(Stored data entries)
[Begin]

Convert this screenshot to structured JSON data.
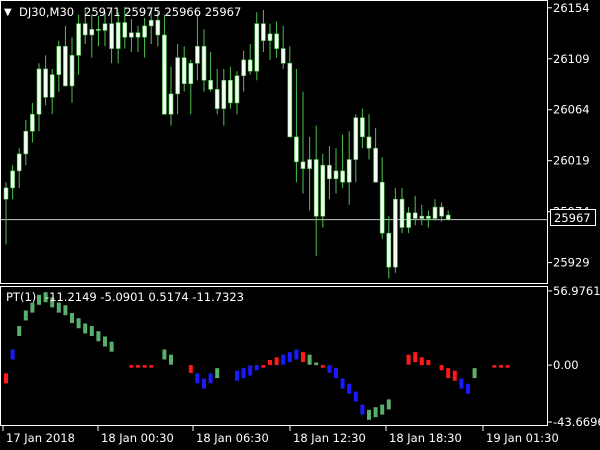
{
  "header": {
    "symbol": "DJ30,M30",
    "ohlc": "25971 25975 25966 25967"
  },
  "indicator": {
    "label": "PT(1)",
    "values_text": "-11.2149 -5.0901 0.5174 -11.7323"
  },
  "colors": {
    "background": "#000000",
    "bull_candle": "#f0fff0",
    "wick": "#4fc24f",
    "grid": "#ffffff",
    "hist_green": "#5ab06a",
    "hist_red": "#ff1a1a",
    "hist_blue": "#1a1aff"
  },
  "chart_data": [
    {
      "type": "candlestick",
      "title": "DJ30,M30",
      "current_price": 25967,
      "current_price_label": "25967",
      "yticks": [
        "26154",
        "26109",
        "26064",
        "26019",
        "25974",
        "25929"
      ],
      "ytick_values": [
        26154,
        26109,
        26064,
        26019,
        25974,
        25929
      ],
      "ylim": [
        25911,
        26160
      ],
      "xticks": [
        "17 Jan 2018",
        "18 Jan 00:30",
        "18 Jan 06:30",
        "18 Jan 12:30",
        "18 Jan 18:30",
        "19 Jan 01:30"
      ],
      "candles": [
        [
          25985,
          26000,
          25945,
          25995
        ],
        [
          25995,
          26015,
          25985,
          26010
        ],
        [
          26010,
          26030,
          25995,
          26025
        ],
        [
          26025,
          26055,
          26015,
          26045
        ],
        [
          26045,
          26070,
          26035,
          26060
        ],
        [
          26060,
          26105,
          26045,
          26100
        ],
        [
          26100,
          26112,
          26068,
          26075
        ],
        [
          26075,
          26100,
          26060,
          26095
        ],
        [
          26095,
          26125,
          26080,
          26120
        ],
        [
          26120,
          26138,
          26092,
          26085
        ],
        [
          26085,
          26128,
          26070,
          26112
        ],
        [
          26112,
          26148,
          26095,
          26140
        ],
        [
          26140,
          26154,
          26122,
          26130
        ],
        [
          26130,
          26148,
          26110,
          26135
        ],
        [
          26135,
          26147,
          26120,
          26134
        ],
        [
          26134,
          26150,
          26120,
          26140
        ],
        [
          26140,
          26152,
          26105,
          26118
        ],
        [
          26118,
          26150,
          26105,
          26141
        ],
        [
          26141,
          26155,
          26118,
          26128
        ],
        [
          26128,
          26144,
          26115,
          26132
        ],
        [
          26132,
          26138,
          26115,
          26128
        ],
        [
          26128,
          26145,
          26110,
          26138
        ],
        [
          26138,
          26152,
          26122,
          26143
        ],
        [
          26143,
          26150,
          26120,
          26130
        ],
        [
          26130,
          26148,
          26080,
          26060
        ],
        [
          26060,
          26102,
          26050,
          26078
        ],
        [
          26078,
          26122,
          26060,
          26110
        ],
        [
          26110,
          26120,
          26080,
          26087
        ],
        [
          26087,
          26108,
          26060,
          26105
        ],
        [
          26105,
          26148,
          26090,
          26120
        ],
        [
          26120,
          26135,
          26080,
          26090
        ],
        [
          26090,
          26115,
          26080,
          26082
        ],
        [
          26082,
          26100,
          26060,
          26065
        ],
        [
          26065,
          26100,
          26050,
          26090
        ],
        [
          26090,
          26102,
          26065,
          26070
        ],
        [
          26070,
          26098,
          26060,
          26094
        ],
        [
          26094,
          26116,
          26080,
          26108
        ],
        [
          26108,
          26122,
          26095,
          26098
        ],
        [
          26098,
          26150,
          26090,
          26140
        ],
        [
          26140,
          26152,
          26115,
          26125
        ],
        [
          26125,
          26140,
          26108,
          26131
        ],
        [
          26131,
          26142,
          26110,
          26118
        ],
        [
          26118,
          26138,
          26100,
          26105
        ],
        [
          26105,
          26120,
          26050,
          26040
        ],
        [
          26040,
          26100,
          26000,
          26018
        ],
        [
          26018,
          26080,
          25990,
          26012
        ],
        [
          26012,
          26040,
          25975,
          26020
        ],
        [
          26020,
          26050,
          25935,
          25970
        ],
        [
          25970,
          26025,
          25960,
          26015
        ],
        [
          26015,
          26032,
          25985,
          26003
        ],
        [
          26003,
          26030,
          25990,
          26010
        ],
        [
          26010,
          26042,
          25995,
          26000
        ],
        [
          26000,
          26045,
          25980,
          26020
        ],
        [
          26020,
          26060,
          26000,
          26057
        ],
        [
          26057,
          26065,
          26030,
          26040
        ],
        [
          26040,
          26060,
          26020,
          26030
        ],
        [
          26030,
          26048,
          26005,
          26000
        ],
        [
          26000,
          26022,
          25950,
          25955
        ],
        [
          25955,
          25970,
          25915,
          25925
        ],
        [
          25925,
          25995,
          25920,
          25985
        ],
        [
          25985,
          25995,
          25955,
          25960
        ],
        [
          25960,
          25978,
          25955,
          25973
        ],
        [
          25973,
          25988,
          25962,
          25968
        ],
        [
          25968,
          25980,
          25962,
          25970
        ],
        [
          25970,
          25975,
          25960,
          25968
        ],
        [
          25968,
          25985,
          25966,
          25978
        ],
        [
          25978,
          25982,
          25965,
          25970
        ],
        [
          25971,
          25975,
          25966,
          25967
        ]
      ]
    },
    {
      "type": "histogram",
      "title": "PT(1)",
      "yticks": [
        "56.9761",
        "0.00",
        "-43.6696"
      ],
      "ytick_values": [
        56.9761,
        0,
        -43.6696
      ],
      "ylim": [
        -46,
        60
      ],
      "values": [
        -14,
        12,
        30,
        42,
        48,
        54,
        56,
        52,
        48,
        46,
        40,
        36,
        32,
        30,
        26,
        22,
        18,
        0,
        0,
        -2,
        -2,
        -2,
        -2,
        0,
        12,
        8,
        0,
        0,
        -6,
        -14,
        -18,
        -14,
        -10,
        0,
        0,
        -12,
        -10,
        -8,
        -4,
        -2,
        4,
        6,
        8,
        10,
        12,
        10,
        8,
        2,
        -2,
        -6,
        -10,
        -18,
        -22,
        -28,
        -38,
        -42,
        -40,
        -38,
        -34,
        0,
        0,
        8,
        10,
        6,
        4,
        0,
        -4,
        -10,
        -12,
        -18,
        -22,
        -10,
        0,
        0,
        -2,
        -2,
        -2
      ],
      "colors": [
        "r",
        "b",
        "g",
        "g",
        "g",
        "g",
        "g",
        "g",
        "g",
        "g",
        "g",
        "g",
        "g",
        "g",
        "g",
        "g",
        "g",
        "",
        "",
        "r",
        "r",
        "r",
        "r",
        "",
        "g",
        "g",
        "",
        "",
        "r",
        "b",
        "b",
        "b",
        "g",
        "",
        "",
        "b",
        "b",
        "b",
        "b",
        "r",
        "r",
        "r",
        "b",
        "b",
        "b",
        "r",
        "g",
        "g",
        "r",
        "b",
        "b",
        "b",
        "b",
        "b",
        "b",
        "g",
        "g",
        "g",
        "g",
        "",
        "",
        "r",
        "r",
        "r",
        "r",
        "",
        "r",
        "r",
        "r",
        "b",
        "b",
        "g",
        "",
        "",
        "r",
        "r",
        "r"
      ]
    }
  ]
}
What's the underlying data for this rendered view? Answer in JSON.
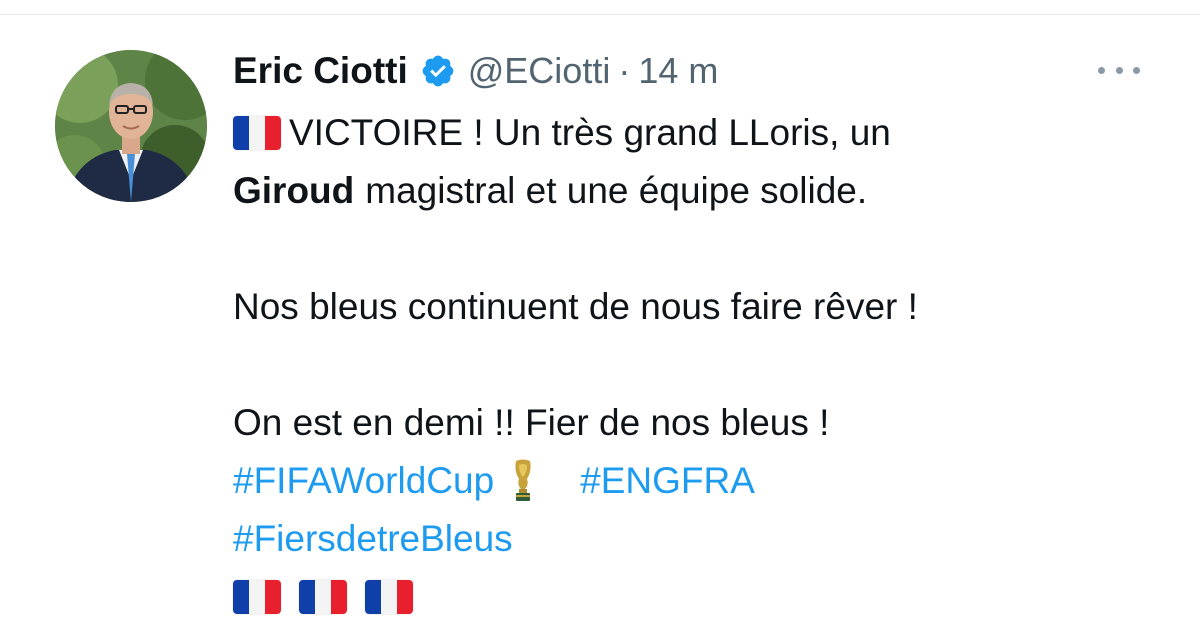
{
  "tweet": {
    "author": {
      "display_name": "Eric Ciotti",
      "handle": "@ECiotti",
      "verified": true
    },
    "separator": "·",
    "time": "14 m",
    "text": {
      "line1_part1": "VICTOIRE ! Un très grand LLoris, un",
      "line2_bold": "Giroud",
      "line2_rest": "magistral et une équipe solide.",
      "line3": "Nos bleus continuent de nous faire rêver !",
      "line4": "On est en demi !! Fier de nos bleus !"
    },
    "hashtags": [
      "#FIFAWorldCup",
      "#ENGFRA",
      "#FiersdetreBleus"
    ],
    "emoji": {
      "flag": "france-flag",
      "trophy": "trophy-icon",
      "trailing_flags_count": 3
    },
    "icons": [
      "verified-badge-icon",
      "more-options-icon"
    ],
    "colors": {
      "link": "#1d9bf0",
      "verified": "#1d9bf0",
      "secondary_text": "#536471",
      "primary_text": "#0f1419"
    }
  }
}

[End]

*EXERCISE INSTRUCTIONS*
Produce an exact copy of the lines from the line containing "What's the underlying" through the last line of the records, with no pictures and no other text.

*COMPLETED EXERCISE*
What's the underlying data for this rendered view? Answer in JSON.
{
  "tweet": {
    "author": {
      "display_name": "Eric Ciotti",
      "handle": "@ECiotti",
      "verified": true
    },
    "separator": "·",
    "time": "14 m",
    "text": {
      "line1_part1": "VICTOIRE ! Un très grand LLoris, un",
      "line2_bold": "Giroud",
      "line2_rest": "magistral et une équipe solide.",
      "line3": "Nos bleus continuent de nous faire rêver !",
      "line4": "On est en demi !! Fier de nos bleus !"
    },
    "hashtags": [
      "#FIFAWorldCup",
      "#ENGFRA",
      "#FiersdetreBleus"
    ],
    "emoji": {
      "flag": "france-flag",
      "trophy": "trophy-icon",
      "trailing_flags_count": 3
    },
    "icons": [
      "verified-badge-icon",
      "more-options-icon"
    ],
    "colors": {
      "link": "#1d9bf0",
      "verified": "#1d9bf0",
      "secondary_text": "#536471",
      "primary_text": "#0f1419"
    }
  }
}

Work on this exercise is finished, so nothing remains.